=== Data for this task ===

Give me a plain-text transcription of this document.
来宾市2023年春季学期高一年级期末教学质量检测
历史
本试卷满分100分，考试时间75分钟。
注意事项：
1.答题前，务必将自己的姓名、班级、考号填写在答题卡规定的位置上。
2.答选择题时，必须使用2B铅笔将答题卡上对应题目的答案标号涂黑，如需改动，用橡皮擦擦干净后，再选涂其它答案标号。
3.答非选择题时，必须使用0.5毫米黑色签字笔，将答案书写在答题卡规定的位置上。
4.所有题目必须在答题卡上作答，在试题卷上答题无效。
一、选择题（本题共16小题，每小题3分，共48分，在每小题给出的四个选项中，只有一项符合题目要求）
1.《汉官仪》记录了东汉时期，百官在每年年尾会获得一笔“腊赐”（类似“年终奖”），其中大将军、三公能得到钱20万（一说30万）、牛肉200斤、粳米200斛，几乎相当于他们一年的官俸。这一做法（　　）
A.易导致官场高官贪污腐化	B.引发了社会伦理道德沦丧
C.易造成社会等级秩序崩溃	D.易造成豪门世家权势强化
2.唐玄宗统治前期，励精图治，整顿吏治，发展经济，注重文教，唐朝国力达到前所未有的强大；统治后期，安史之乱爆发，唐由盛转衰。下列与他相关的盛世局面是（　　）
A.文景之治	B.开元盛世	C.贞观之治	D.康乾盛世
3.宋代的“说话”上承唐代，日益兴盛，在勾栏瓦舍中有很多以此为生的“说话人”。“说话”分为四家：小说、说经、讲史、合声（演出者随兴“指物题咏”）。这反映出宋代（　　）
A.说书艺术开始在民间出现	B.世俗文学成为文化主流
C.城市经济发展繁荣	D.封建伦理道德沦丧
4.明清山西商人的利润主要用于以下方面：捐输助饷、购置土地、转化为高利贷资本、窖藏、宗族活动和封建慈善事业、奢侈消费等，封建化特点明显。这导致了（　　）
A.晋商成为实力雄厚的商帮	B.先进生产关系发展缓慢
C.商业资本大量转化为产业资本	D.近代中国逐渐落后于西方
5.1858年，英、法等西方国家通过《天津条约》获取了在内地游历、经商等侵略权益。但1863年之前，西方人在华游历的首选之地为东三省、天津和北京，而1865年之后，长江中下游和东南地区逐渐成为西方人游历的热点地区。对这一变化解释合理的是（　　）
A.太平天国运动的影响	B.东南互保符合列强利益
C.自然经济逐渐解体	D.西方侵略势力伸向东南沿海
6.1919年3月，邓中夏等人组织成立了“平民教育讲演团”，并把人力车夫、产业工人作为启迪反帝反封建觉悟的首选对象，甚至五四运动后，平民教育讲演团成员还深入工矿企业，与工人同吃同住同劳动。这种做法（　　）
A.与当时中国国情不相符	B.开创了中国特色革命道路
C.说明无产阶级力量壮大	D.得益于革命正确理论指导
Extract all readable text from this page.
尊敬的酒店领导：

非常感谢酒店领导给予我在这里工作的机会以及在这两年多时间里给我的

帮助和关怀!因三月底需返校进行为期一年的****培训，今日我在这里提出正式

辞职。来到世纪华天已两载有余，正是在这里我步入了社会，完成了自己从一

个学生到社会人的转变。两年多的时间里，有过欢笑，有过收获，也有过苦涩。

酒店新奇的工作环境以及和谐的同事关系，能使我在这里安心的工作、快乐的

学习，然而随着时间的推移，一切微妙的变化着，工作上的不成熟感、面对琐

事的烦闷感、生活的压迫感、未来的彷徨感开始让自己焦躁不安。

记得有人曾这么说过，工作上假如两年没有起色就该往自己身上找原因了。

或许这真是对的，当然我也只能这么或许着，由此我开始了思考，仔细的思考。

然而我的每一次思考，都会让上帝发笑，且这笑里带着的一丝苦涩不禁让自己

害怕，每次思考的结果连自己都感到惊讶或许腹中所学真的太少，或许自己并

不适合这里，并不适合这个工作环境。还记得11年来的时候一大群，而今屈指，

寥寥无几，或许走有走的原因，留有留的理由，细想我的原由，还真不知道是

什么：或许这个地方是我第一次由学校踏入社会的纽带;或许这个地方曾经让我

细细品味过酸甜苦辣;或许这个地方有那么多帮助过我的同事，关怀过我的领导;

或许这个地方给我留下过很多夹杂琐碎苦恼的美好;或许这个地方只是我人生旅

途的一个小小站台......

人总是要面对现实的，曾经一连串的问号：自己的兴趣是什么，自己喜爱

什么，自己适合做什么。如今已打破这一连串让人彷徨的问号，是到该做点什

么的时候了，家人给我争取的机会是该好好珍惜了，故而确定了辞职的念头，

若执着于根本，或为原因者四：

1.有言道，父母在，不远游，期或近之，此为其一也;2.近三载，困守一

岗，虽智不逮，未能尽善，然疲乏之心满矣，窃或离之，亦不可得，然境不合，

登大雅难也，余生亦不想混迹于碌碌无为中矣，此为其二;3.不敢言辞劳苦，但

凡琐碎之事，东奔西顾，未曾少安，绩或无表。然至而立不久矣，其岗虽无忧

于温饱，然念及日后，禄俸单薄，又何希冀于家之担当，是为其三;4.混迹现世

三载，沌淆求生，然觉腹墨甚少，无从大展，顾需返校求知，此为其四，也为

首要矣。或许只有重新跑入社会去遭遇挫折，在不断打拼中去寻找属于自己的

===

### Task to complete
Repeat the data verbatim.

### Output below
Give me a plain-text transcription of this document.
来宾市2023年春季学期高一年级期末教学质量检测
历史
本试卷满分100分，考试时间75分钟。
注意事项：
1.答题前，务必将自己的姓名、班级、考号填写在答题卡规定的位置上。
2.答选择题时，必须使用2B铅笔将答题卡上对应题目的答案标号涂黑，如需改动，用橡皮擦擦干净后，再选涂其它答案标号。
3.答非选择题时，必须使用0.5毫米黑色签字笔，将答案书写在答题卡规定的位置上。
4.所有题目必须在答题卡上作答，在试题卷上答题无效。
一、选择题（本题共16小题，每小题3分，共48分，在每小题给出的四个选项中，只有一项符合题目要求）
1.《汉官仪》记录了东汉时期，百官在每年年尾会获得一笔“腊赐”（类似“年终奖”），其中大将军、三公能得到钱20万（一说30万）、牛肉200斤、粳米200斛，几乎相当于他们一年的官俸。这一做法（　　）
A.易导致官场高官贪污腐化	B.引发了社会伦理道德沦丧
C.易造成社会等级秩序崩溃	D.易造成豪门世家权势强化
2.唐玄宗统治前期，励精图治，整顿吏治，发展经济，注重文教，唐朝国力达到前所未有的强大；统治后期，安史之乱爆发，唐由盛转衰。下列与他相关的盛世局面是（　　）
A.文景之治	B.开元盛世	C.贞观之治	D.康乾盛世
3.宋代的“说话”上承唐代，日益兴盛，在勾栏瓦舍中有很多以此为生的“说话人”。“说话”分为四家：小说、说经、讲史、合声（演出者随兴“指物题咏”）。这反映出宋代（　　）
A.说书艺术开始在民间出现	B.世俗文学成为文化主流
C.城市经济发展繁荣	D.封建伦理道德沦丧
4.明清山西商人的利润主要用于以下方面：捐输助饷、购置土地、转化为高利贷资本、窖藏、宗族活动和封建慈善事业、奢侈消费等，封建化特点明显。这导致了（　　）
A.晋商成为实力雄厚的商帮	B.先进生产关系发展缓慢
C.商业资本大量转化为产业资本	D.近代中国逐渐落后于西方
5.1858年，英、法等西方国家通过《天津条约》获取了在内地游历、经商等侵略权益。但1863年之前，西方人在华游历的首选之地为东三省、天津和北京，而1865年之后，长江中下游和东南地区逐渐成为西方人游历的热点地区。对这一变化解释合理的是（　　）
A.太平天国运动的影响	B.东南互保符合列强利益
C.自然经济逐渐解体	D.西方侵略势力伸向东南沿海
6.1919年3月，邓中夏等人组织成立了“平民教育讲演团”，并把人力车夫、产业工人作为启迪反帝反封建觉悟的首选对象，甚至五四运动后，平民教育讲演团成员还深入工矿企业，与工人同吃同住同劳动。这种做法（　　）
A.与当时中国国情不相符	B.开创了中国特色革命道路
C.说明无产阶级力量壮大	D.得益于革命正确理论指导
Extract all readable text from this page.
尊敬的酒店领导：

非常感谢酒店领导给予我在这里工作的机会以及在这两年多时间里给我的

帮助和关怀!因三月底需返校进行为期一年的****培训，今日我在这里提出正式

辞职。来到世纪华天已两载有余，正是在这里我步入了社会，完成了自己从一

个学生到社会人的转变。两年多的时间里，有过欢笑，有过收获，也有过苦涩。

酒店新奇的工作环境以及和谐的同事关系，能使我在这里安心的工作、快乐的

学习，然而随着时间的推移，一切微妙的变化着，工作上的不成熟感、面对琐

事的烦闷感、生活的压迫感、未来的彷徨感开始让自己焦躁不安。

记得有人曾这么说过，工作上假如两年没有起色就该往自己身上找原因了。

或许这真是对的，当然我也只能这么或许着，由此我开始了思考，仔细的思考。

然而我的每一次思考，都会让上帝发笑，且这笑里带着的一丝苦涩不禁让自己

害怕，每次思考的结果连自己都感到惊讶或许腹中所学真的太少，或许自己并

不适合这里，并不适合这个工作环境。还记得11年来的时候一大群，而今屈指，

寥寥无几，或许走有走的原因，留有留的理由，细想我的原由，还真不知道是

什么：或许这个地方是我第一次由学校踏入社会的纽带;或许这个地方曾经让我

细细品味过酸甜苦辣;或许这个地方有那么多帮助过我的同事，关怀过我的领导;

或许这个地方给我留下过很多夹杂琐碎苦恼的美好;或许这个地方只是我人生旅

途的一个小小站台......

人总是要面对现实的，曾经一连串的问号：自己的兴趣是什么，自己喜爱

什么，自己适合做什么。如今已打破这一连串让人彷徨的问号，是到该做点什

么的时候了，家人给我争取的机会是该好好珍惜了，故而确定了辞职的念头，

若执着于根本，或为原因者四：

1.有言道，父母在，不远游，期或近之，此为其一也;2.近三载，困守一

岗，虽智不逮，未能尽善，然疲乏之心满矣，窃或离之，亦不可得，然境不合，

登大雅难也，余生亦不想混迹于碌碌无为中矣，此为其二;3.不敢言辞劳苦，但

凡琐碎之事，东奔西顾，未曾少安，绩或无表。然至而立不久矣，其岗虽无忧

于温饱，然念及日后，禄俸单薄，又何希冀于家之担当，是为其三;4.混迹现世

三载，沌淆求生，然觉腹墨甚少，无从大展，顾需返校求知，此为其四，也为

首要矣。或许只有重新跑入社会去遭遇挫折，在不断打拼中去寻找属于自己的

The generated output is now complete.